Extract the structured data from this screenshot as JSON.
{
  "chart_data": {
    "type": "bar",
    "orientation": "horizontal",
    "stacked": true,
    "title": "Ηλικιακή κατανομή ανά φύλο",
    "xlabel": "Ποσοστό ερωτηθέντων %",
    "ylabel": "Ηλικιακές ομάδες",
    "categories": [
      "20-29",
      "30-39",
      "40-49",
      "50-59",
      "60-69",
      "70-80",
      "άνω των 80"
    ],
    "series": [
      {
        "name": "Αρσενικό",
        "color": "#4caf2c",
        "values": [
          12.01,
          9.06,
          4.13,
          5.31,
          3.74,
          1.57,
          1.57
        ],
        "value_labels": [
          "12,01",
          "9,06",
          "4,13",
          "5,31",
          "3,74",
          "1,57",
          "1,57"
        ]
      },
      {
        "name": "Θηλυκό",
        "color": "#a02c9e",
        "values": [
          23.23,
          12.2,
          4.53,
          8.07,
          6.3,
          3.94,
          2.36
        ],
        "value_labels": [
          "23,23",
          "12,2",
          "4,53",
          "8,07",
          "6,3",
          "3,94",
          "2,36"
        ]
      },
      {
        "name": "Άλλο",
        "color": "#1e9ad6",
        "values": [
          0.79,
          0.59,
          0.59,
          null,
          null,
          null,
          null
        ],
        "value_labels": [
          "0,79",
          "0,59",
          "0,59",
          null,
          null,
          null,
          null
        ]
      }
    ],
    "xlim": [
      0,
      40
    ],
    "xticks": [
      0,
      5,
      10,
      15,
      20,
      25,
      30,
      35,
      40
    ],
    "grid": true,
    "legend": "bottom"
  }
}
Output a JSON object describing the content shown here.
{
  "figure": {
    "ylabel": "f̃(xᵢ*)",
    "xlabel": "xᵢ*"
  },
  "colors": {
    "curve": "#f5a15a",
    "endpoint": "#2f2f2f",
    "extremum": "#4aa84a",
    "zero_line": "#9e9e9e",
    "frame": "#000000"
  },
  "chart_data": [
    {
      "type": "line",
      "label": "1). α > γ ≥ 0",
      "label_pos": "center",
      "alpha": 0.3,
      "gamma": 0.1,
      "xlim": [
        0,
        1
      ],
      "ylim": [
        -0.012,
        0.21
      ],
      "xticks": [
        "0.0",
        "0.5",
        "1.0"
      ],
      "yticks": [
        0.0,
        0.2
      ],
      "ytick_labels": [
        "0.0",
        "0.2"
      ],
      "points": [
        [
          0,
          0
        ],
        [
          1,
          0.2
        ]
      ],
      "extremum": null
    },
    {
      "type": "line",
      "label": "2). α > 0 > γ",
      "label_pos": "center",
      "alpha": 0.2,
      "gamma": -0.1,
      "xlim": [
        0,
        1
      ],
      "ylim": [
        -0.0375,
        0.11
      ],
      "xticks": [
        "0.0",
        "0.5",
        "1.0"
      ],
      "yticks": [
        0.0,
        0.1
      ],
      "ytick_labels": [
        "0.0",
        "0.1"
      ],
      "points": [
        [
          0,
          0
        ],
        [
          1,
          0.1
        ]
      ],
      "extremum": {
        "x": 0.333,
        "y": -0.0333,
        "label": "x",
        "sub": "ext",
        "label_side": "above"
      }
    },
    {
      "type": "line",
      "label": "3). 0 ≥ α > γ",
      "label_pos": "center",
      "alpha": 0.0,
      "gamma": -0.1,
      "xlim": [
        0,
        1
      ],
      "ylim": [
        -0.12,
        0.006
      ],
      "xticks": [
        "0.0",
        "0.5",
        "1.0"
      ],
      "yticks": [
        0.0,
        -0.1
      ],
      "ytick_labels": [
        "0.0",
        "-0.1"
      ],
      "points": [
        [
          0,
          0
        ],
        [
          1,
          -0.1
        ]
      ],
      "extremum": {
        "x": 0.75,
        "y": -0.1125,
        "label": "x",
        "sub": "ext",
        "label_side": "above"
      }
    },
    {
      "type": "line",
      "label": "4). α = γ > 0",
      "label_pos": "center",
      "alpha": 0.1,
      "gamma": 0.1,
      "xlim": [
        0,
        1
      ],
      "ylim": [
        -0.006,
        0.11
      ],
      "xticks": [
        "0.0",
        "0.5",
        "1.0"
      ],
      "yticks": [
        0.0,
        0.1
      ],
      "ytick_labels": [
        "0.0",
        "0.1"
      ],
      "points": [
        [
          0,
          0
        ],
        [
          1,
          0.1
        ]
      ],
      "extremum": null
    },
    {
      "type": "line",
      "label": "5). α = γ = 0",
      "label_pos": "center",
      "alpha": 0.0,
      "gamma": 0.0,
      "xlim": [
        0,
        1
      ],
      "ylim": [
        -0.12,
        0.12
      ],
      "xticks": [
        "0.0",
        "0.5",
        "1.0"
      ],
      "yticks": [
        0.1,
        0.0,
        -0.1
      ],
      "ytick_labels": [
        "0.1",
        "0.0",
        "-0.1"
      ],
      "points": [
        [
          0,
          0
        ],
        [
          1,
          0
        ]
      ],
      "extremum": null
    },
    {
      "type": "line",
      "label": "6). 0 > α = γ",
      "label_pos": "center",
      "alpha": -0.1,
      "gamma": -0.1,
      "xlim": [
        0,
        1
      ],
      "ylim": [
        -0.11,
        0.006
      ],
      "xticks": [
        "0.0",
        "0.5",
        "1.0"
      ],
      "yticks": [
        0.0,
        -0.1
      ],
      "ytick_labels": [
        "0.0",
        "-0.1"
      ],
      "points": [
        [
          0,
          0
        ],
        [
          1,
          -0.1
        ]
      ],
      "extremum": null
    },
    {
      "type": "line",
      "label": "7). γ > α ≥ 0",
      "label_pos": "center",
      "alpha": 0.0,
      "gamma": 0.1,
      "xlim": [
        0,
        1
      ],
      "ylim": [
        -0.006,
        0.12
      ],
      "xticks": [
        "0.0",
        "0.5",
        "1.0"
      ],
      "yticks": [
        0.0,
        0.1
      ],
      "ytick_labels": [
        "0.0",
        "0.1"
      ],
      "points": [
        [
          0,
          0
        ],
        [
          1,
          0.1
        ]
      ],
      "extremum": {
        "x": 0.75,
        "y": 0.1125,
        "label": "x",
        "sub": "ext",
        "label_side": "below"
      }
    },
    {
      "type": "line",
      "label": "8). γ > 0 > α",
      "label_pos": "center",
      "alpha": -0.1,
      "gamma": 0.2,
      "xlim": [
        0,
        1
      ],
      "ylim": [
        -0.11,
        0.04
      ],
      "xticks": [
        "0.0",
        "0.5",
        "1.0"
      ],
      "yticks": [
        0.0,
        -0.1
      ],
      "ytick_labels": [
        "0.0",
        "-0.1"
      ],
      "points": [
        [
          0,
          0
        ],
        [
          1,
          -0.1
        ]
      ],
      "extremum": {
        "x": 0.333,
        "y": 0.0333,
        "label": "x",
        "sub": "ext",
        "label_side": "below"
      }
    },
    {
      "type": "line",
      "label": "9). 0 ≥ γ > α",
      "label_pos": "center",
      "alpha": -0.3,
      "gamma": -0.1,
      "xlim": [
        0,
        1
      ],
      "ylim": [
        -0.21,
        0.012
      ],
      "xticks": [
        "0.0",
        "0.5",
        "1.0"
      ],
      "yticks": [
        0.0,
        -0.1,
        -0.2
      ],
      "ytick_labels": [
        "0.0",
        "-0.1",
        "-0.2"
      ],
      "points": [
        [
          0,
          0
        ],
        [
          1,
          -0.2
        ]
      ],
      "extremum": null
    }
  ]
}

▶ Required task
Show each line in the entries that holds the string "ylabel".

▶ Full answer
    "ylabel": "Ηλικιακές ομάδες",
    "ylabel": "f̃(xᵢ*)",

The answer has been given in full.